— start Dataset excerpts —

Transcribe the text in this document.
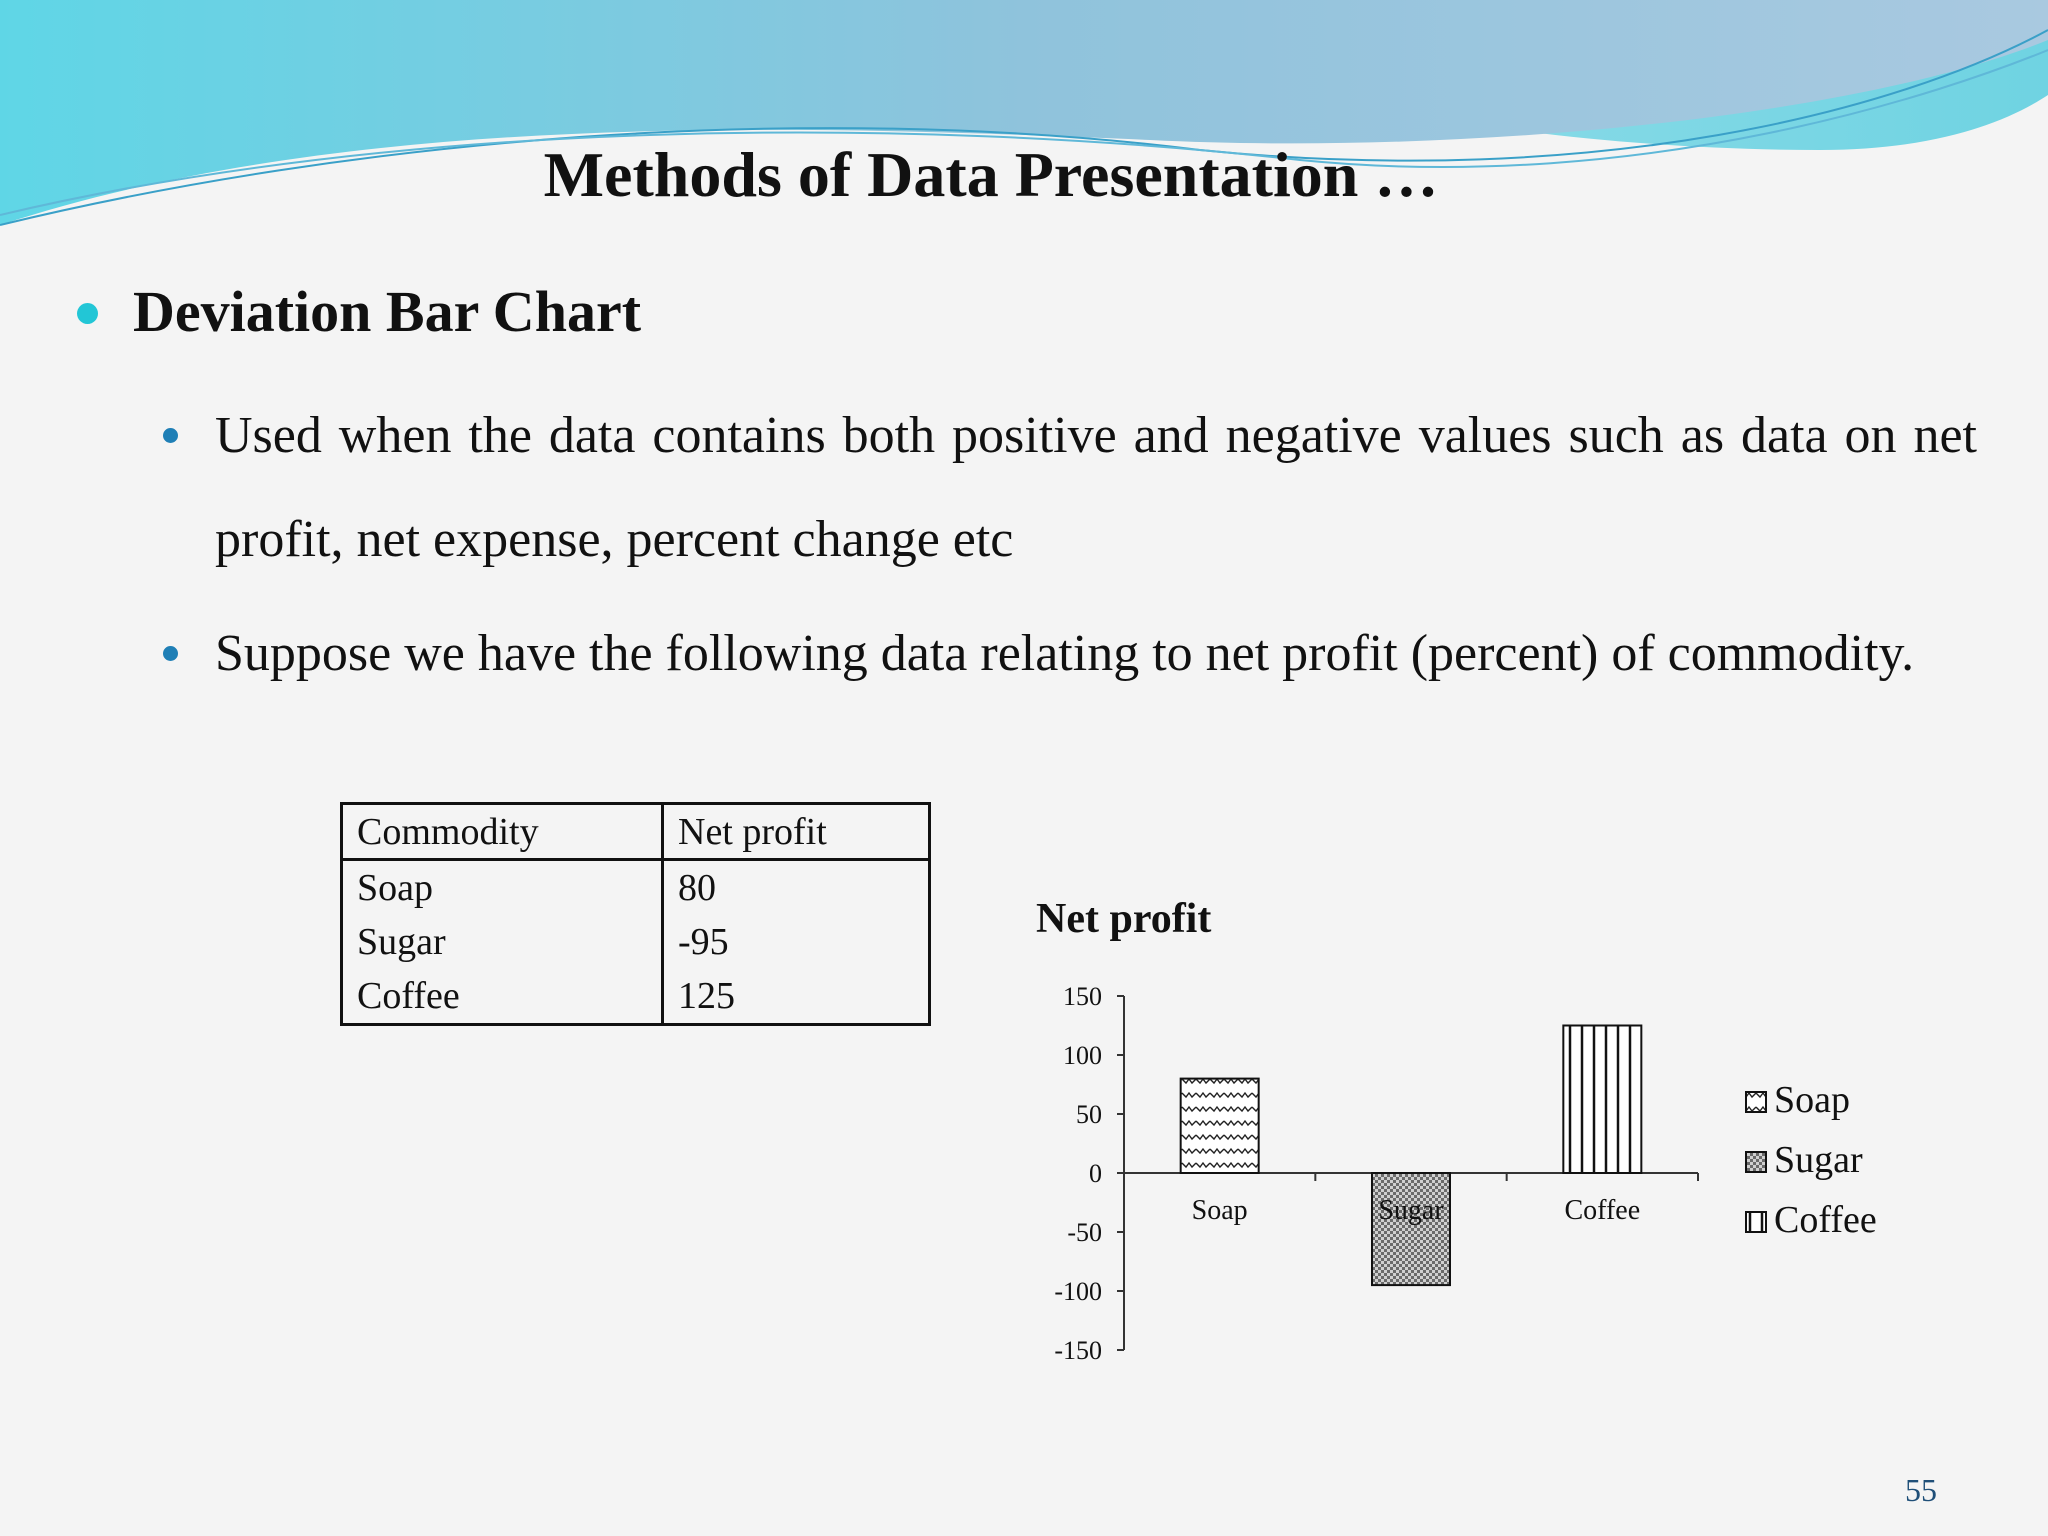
Methods of Data Presentation …
Deviation Bar Chart
Used when the data contains both positive and negative values such as data on net profit, net expense, percent change etc
Suppose we have the following data relating to net profit (percent) of commodity.
Commodity	Net profit
Soap	80
Sugar	-95
Coffee	125
Net profit
150
100
50
0
-50
-100
-150
Soap	Sugar	Coffee
Soap
Sugar
Coffee
55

— end Dataset excerpts —

## Objective
Set down the material exactly, every line of it, except for the pictures.

## Output of the exercise
Transcribe the text in this document.
Methods of Data Presentation …
Deviation Bar Chart
Used when the data contains both positive and negative values such as data on net profit, net expense, percent change etc
Suppose we have the following data relating to net profit (percent) of commodity.
Commodity	Net profit
Soap	80
Sugar	-95
Coffee	125
Net profit
150
100
50
0
-50
-100
-150
Soap	Sugar	Coffee
Soap
Sugar
Coffee
55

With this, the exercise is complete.